***** RECORDS TO PROCESS *****

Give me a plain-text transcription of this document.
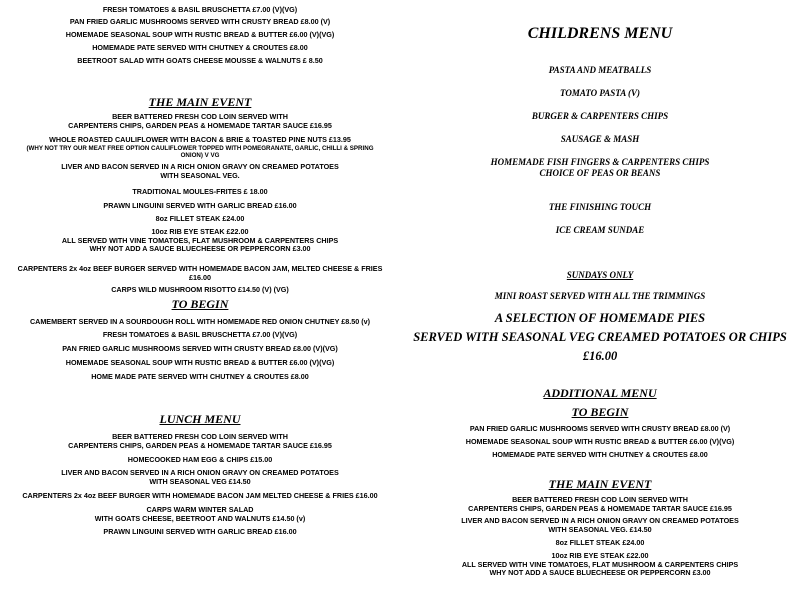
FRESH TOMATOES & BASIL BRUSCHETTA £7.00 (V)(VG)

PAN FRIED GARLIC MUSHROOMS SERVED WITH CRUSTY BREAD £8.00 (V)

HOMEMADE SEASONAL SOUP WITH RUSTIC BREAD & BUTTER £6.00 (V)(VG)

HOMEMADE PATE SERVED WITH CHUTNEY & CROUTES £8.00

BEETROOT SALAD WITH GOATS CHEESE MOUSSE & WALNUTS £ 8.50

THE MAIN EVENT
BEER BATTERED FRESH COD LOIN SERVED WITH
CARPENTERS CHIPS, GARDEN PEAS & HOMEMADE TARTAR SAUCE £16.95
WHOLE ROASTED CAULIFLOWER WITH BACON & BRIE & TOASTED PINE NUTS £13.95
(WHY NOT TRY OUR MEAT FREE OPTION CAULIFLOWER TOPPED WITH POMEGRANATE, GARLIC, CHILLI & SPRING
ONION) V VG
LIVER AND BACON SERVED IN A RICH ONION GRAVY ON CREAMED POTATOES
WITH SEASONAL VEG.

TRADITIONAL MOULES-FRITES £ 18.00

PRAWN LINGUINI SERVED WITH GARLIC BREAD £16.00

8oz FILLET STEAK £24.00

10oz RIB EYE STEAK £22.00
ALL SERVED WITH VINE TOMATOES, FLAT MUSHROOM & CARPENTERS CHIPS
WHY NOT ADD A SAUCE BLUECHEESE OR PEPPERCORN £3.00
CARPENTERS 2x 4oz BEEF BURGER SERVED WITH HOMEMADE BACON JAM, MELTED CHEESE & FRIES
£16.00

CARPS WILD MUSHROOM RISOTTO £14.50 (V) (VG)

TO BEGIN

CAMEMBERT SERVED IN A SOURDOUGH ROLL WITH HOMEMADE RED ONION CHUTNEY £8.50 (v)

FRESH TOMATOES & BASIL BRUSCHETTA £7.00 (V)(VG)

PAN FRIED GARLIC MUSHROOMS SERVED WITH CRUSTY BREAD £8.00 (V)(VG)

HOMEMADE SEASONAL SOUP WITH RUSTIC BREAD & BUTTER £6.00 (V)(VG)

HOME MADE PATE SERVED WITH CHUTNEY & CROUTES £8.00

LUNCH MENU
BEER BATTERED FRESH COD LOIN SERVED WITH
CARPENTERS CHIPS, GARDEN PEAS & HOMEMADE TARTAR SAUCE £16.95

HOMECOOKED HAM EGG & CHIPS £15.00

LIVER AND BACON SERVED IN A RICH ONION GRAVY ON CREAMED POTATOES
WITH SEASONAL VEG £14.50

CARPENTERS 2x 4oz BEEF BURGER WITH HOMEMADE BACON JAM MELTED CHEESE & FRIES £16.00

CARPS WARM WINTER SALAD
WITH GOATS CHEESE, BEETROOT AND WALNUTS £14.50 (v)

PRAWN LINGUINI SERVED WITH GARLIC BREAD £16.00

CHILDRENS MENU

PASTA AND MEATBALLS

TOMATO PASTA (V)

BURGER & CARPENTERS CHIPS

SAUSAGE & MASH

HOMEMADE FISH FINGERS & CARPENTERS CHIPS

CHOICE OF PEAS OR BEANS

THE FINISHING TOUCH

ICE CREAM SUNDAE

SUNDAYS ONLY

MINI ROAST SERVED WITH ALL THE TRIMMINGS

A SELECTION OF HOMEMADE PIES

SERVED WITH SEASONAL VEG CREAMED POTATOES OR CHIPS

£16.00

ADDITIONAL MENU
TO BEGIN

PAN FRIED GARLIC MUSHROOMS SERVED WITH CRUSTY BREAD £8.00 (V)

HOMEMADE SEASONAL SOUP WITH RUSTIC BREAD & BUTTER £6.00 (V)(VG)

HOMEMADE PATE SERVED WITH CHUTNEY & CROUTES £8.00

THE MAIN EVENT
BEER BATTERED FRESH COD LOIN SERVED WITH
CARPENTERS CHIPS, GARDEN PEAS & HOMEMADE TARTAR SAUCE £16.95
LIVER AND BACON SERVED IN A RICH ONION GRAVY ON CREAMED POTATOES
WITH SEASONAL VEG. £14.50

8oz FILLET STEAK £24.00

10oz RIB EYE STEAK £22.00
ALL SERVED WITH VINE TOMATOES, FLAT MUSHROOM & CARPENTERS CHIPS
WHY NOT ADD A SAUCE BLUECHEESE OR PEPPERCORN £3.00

*****
***** RECORDS TO PROCESS *****

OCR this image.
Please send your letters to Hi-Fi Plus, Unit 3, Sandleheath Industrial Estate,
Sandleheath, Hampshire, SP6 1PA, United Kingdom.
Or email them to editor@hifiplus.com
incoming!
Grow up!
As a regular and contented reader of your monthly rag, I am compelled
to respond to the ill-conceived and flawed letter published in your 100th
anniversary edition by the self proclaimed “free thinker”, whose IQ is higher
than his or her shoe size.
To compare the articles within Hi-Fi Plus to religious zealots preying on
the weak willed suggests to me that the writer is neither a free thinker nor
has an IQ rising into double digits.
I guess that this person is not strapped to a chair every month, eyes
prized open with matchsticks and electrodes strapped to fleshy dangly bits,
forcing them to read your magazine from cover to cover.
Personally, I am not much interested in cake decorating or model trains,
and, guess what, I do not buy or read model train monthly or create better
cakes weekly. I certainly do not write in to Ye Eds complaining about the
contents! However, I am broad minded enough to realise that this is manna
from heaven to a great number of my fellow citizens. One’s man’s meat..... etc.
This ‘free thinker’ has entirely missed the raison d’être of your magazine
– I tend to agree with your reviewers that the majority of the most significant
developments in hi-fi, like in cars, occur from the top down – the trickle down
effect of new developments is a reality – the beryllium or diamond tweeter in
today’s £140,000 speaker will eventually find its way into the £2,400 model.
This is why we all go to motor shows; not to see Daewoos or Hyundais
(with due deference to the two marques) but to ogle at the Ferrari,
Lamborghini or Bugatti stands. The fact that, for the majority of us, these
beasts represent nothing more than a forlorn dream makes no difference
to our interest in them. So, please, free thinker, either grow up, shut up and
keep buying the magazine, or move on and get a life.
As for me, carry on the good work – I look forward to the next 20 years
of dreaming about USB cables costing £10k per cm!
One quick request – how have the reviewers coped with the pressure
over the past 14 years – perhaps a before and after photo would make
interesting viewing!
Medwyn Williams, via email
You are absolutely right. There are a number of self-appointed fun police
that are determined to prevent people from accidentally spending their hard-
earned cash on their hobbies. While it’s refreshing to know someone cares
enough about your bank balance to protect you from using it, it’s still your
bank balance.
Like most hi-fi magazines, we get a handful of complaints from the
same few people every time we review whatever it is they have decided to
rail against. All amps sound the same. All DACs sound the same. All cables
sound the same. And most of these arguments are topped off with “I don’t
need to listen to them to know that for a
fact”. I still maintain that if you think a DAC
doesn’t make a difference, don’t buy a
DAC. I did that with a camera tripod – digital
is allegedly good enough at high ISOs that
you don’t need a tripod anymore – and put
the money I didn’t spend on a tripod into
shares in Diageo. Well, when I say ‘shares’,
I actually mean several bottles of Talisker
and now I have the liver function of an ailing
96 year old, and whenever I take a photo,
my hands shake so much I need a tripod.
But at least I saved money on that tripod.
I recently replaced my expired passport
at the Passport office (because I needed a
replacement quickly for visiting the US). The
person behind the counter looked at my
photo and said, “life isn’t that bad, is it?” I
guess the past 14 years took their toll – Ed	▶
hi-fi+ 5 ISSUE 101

*****

PROBLEM DESCRIPTION
Check each line above for the string "CARPS", then copy the ones that have it.

WRITTEN REPLY
CARPS WILD MUSHROOM RISOTTO £14.50 (V) (VG)
CARPS WARM WINTER SALAD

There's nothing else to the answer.